[Instructions to follow] Copy out the complete listing, word for word.

[Source records]

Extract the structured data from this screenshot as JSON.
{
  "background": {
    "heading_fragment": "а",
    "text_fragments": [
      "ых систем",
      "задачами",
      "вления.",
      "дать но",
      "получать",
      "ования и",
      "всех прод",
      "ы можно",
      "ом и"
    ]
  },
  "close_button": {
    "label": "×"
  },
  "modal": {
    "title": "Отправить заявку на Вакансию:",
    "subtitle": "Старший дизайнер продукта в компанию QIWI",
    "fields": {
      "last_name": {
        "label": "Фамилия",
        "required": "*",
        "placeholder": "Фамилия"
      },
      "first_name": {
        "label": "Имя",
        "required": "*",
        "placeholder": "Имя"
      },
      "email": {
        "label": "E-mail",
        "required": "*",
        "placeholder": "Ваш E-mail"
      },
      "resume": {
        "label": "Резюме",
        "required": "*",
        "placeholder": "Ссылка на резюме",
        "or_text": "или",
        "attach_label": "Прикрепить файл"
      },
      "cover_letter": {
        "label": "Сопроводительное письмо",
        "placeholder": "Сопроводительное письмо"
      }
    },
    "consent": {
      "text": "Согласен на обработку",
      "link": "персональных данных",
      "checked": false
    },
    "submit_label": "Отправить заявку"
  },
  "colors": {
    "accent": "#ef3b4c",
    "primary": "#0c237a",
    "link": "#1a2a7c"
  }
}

[Answer to this problem]
Extract the structured data from this screenshot as JSON.
{
  "background": {
    "heading_fragment": "а",
    "text_fragments": [
      "ых систем",
      "задачами",
      "вления.",
      "дать но",
      "получать",
      "ования и",
      "всех прод",
      "ы можно",
      "ом и"
    ]
  },
  "close_button": {
    "label": "×"
  },
  "modal": {
    "title": "Отправить заявку на Вакансию:",
    "subtitle": "Старший дизайнер продукта в компанию QIWI",
    "fields": {
      "last_name": {
        "label": "Фамилия",
        "required": "*",
        "placeholder": "Фамилия"
      },
      "first_name": {
        "label": "Имя",
        "required": "*",
        "placeholder": "Имя"
      },
      "email": {
        "label": "E-mail",
        "required": "*",
        "placeholder": "Ваш E-mail"
      },
      "resume": {
        "label": "Резюме",
        "required": "*",
        "placeholder": "Ссылка на резюме",
        "or_text": "или",
        "attach_label": "Прикрепить файл"
      },
      "cover_letter": {
        "label": "Сопроводительное письмо",
        "placeholder": "Сопроводительное письмо"
      }
    },
    "consent": {
      "text": "Согласен на обработку",
      "link": "персональных данных",
      "checked": false
    },
    "submit_label": "Отправить заявку"
  },
  "colors": {
    "accent": "#ef3b4c",
    "primary": "#0c237a",
    "link": "#1a2a7c"
  }
}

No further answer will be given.